Data entries for graphics:
● ● ● ●
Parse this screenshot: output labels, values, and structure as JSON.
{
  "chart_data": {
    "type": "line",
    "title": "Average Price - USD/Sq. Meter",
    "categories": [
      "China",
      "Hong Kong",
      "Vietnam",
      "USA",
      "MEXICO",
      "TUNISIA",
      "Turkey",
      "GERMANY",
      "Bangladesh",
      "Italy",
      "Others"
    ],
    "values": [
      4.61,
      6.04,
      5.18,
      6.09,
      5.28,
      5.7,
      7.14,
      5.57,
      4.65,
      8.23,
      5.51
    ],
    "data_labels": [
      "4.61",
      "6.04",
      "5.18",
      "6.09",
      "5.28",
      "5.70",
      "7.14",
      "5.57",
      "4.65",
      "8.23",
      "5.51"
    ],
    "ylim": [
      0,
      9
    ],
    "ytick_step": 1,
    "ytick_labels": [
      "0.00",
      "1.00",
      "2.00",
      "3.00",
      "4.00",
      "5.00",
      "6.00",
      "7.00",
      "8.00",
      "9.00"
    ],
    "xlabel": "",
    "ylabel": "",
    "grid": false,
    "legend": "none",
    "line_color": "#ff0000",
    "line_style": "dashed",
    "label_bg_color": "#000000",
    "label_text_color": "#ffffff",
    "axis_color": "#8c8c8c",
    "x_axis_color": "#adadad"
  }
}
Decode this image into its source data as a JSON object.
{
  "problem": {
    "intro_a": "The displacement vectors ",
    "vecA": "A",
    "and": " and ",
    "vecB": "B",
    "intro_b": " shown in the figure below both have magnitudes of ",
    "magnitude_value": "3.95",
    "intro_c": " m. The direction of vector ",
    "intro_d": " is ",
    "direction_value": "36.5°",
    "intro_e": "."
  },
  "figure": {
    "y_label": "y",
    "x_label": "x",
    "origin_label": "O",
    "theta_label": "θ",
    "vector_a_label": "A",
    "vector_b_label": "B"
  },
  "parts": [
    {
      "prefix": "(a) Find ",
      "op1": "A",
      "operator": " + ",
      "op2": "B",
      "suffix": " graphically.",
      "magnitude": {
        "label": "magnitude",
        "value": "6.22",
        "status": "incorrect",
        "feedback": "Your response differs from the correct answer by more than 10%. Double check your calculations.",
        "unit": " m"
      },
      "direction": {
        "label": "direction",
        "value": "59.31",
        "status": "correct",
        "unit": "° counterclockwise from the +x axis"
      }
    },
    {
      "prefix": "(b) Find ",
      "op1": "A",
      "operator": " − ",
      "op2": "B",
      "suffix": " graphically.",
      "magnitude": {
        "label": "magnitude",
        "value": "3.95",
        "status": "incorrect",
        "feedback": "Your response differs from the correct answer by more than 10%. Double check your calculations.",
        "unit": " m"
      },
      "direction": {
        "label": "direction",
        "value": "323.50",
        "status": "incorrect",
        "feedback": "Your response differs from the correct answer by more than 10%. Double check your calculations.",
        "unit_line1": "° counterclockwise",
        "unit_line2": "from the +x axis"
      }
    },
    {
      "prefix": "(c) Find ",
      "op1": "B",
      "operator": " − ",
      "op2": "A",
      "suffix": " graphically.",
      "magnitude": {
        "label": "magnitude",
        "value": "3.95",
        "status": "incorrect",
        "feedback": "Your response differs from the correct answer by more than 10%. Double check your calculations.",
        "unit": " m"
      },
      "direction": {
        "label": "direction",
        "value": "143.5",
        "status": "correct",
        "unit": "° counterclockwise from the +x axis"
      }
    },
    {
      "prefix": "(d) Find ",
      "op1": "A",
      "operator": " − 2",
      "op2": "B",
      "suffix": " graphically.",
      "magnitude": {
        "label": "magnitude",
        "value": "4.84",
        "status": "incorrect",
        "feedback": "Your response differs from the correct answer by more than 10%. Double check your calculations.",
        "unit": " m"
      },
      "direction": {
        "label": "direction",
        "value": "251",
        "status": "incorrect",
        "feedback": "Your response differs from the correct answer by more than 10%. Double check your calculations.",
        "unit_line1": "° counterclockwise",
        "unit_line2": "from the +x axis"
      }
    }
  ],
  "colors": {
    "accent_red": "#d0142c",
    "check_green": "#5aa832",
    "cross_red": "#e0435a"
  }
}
● ● ● ●
From the listing above, pick out every line containing "this".

Parse this screenshot: output labels, values, and structure as JSON.
Decode this image into its source data as a JSON object.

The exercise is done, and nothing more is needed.